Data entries
>> Begin

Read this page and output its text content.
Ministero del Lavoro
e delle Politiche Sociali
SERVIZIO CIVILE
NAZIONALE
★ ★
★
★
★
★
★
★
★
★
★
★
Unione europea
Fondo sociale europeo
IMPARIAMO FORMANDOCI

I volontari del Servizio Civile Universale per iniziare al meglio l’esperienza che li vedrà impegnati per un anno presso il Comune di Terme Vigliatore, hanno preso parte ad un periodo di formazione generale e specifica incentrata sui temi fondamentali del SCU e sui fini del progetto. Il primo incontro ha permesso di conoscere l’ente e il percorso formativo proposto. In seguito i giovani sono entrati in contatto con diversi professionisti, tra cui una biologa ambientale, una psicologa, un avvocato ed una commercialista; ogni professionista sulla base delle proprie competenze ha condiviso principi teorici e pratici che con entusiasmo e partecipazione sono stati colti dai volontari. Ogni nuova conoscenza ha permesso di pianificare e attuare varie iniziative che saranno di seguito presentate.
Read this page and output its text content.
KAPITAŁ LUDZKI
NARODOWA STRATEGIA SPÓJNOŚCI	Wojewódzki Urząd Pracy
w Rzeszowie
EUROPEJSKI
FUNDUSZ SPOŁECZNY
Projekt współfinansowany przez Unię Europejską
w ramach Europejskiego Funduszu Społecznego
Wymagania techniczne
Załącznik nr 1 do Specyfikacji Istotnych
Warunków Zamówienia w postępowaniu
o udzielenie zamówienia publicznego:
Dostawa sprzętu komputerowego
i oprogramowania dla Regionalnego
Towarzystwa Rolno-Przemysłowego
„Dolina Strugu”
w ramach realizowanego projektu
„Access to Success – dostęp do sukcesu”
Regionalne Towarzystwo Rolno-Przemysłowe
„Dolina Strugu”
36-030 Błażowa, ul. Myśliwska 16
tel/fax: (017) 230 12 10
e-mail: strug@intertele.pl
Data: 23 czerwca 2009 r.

>> End

== EXERCISE DESCRIPTION ==
Calculate how many lines of the material include the string "delle", and state that number by itself.

== FINISHED ANSWER ==
2